======== Extrait fourni ========

Valentin-Yves MUDIMBE

Valentin-Yves MUDIMBE



Proche du groupe de la revue Poésie 1 et des éditions Saint-Germain-des-Prés, au milieu des années 70, V.-Y. Mudimbé fut perçu par Jean Breton et Marc Rombaut, dans le milieu des années 70, en ces termes : « L’une des voix majeures de la littérature zaïroise, il représente aussi le cas douloureux d’un des êtres les plus déchirés qu’il m’ait été permis de rencontrer. Profondément divisé contre lui-même, croyant à la valeur des symboles, jouant et vivant les mythes, sa démarche d’écriture et de vie témoigne d’une profonde osmose entre ses tensions internes et la ferveur mystique. Voilà pour l’homme, qui deviendra romancier, poète, essayiste, Docteur en philosophie et docteur ès lettres, Professeur de littérature comparée et d’anthropologie. Pour ce qui est du poète, Rombaut ajoute : « Chez Mudimbé l’écriture épouse le cri ; éclatée, brisée, hachée, elle est à la mesure de la respiration d’un homme désarticulé et en proie à une déchirure initiale. Et ce cri, c’est aussi le grand cri de la solitude vraie, la solitude essentielle où nulle voix, nulle caresse ne nous parvient, la solitude froide et nue qui ne lâchera sa proie qu’au bout de la nuit ; »

======== Données extraites ========

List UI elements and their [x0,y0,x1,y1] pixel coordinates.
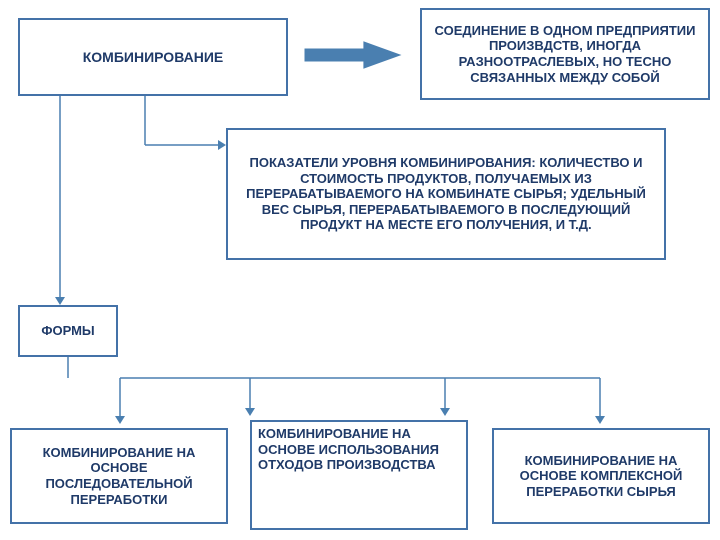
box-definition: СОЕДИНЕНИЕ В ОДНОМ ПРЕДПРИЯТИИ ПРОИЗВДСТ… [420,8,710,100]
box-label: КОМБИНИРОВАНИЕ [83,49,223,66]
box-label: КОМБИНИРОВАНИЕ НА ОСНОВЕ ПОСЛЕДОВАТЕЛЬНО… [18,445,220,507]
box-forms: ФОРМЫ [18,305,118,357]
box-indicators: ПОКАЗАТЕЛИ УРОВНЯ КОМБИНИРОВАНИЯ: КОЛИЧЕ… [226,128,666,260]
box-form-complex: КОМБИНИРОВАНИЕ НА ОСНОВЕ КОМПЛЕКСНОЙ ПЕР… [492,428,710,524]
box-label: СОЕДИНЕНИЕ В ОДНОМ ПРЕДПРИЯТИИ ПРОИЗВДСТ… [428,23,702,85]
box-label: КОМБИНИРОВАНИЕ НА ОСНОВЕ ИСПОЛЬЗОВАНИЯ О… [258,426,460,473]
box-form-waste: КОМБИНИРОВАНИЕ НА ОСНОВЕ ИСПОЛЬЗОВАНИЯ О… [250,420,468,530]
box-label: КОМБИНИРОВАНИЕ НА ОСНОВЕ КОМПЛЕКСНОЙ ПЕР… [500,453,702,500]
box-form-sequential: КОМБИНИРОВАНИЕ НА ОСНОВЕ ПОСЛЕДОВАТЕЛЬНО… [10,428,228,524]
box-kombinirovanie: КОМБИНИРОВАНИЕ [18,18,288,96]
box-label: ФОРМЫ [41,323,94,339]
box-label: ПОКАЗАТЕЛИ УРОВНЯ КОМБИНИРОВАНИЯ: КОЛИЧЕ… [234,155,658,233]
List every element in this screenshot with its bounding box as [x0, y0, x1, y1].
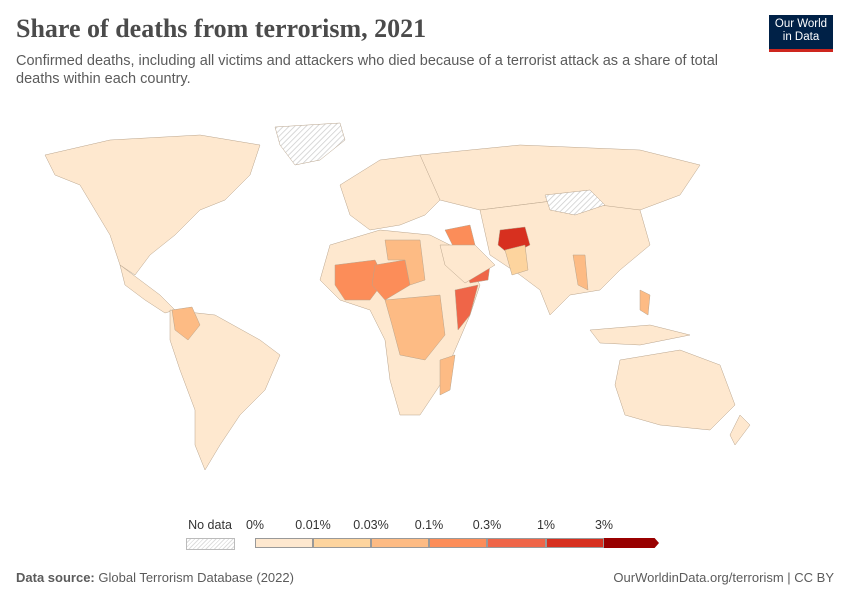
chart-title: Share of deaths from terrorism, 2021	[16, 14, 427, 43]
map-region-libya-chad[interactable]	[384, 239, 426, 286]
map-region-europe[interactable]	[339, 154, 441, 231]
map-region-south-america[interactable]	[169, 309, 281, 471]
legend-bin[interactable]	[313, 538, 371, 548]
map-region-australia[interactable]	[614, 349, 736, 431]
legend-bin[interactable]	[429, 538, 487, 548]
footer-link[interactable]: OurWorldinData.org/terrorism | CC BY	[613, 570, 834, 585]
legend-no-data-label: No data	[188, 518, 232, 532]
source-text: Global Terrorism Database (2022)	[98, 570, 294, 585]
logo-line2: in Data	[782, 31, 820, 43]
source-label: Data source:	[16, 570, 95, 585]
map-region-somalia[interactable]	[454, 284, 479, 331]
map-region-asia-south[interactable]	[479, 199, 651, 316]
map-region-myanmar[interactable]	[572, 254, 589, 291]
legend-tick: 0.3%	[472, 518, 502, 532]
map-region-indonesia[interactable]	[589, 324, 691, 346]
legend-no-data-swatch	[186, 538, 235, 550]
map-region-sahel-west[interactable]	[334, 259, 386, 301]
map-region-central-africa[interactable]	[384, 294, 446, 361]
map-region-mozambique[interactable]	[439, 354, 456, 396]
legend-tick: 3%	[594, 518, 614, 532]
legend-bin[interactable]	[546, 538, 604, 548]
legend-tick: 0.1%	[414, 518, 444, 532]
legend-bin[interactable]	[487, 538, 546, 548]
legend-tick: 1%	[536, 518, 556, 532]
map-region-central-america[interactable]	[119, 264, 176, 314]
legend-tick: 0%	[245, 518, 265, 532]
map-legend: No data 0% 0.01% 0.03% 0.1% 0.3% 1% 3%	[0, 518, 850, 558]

========

Travail demandé
a - Traduisez en anglais la phrase suivante du texte sur V.-Y. Mudimbé : « Voilà pour l’homme, qui deviendra romancier, poète, essayiste, Docteur en philosophie et docteur ès lettres, Professeur de littérature comparée et d’anthropologie. »
b - Poursuivez le texte sur V.-Y. Mudimbé à partir de l’endroit où il s’arrête.

Résultats obtenus
a - So much for the man, who would become a novelist, poet, essayist, Doctor of Philosophy and Doctor of Letters, Professor of Comparative Literature and Anthropology.

b -
V.-Y. Mudimbé, né le 8 décembre 1941 à Jadotville, au Katanga (aujourd’hui, Likasi, République Démocratique du Congo), a été formé chez les pères catholiques du Congo belge, puis à l’Université de Louvain. Il a quitté en 1979 son Congo natal, devenu le Zaïre répressif de Mobutu, pour enseigner aux États-Unis. Mudimbé est une figure de proue de la pensée africaine. Avec L’Odeur du père, L’Écart et L’invention de l’Afrique, il s’est frayé une place importante dans le cheminement des études africaines, dans le cadre des études littéraires et culturelles, de la philosophie et des théories postcoloniales.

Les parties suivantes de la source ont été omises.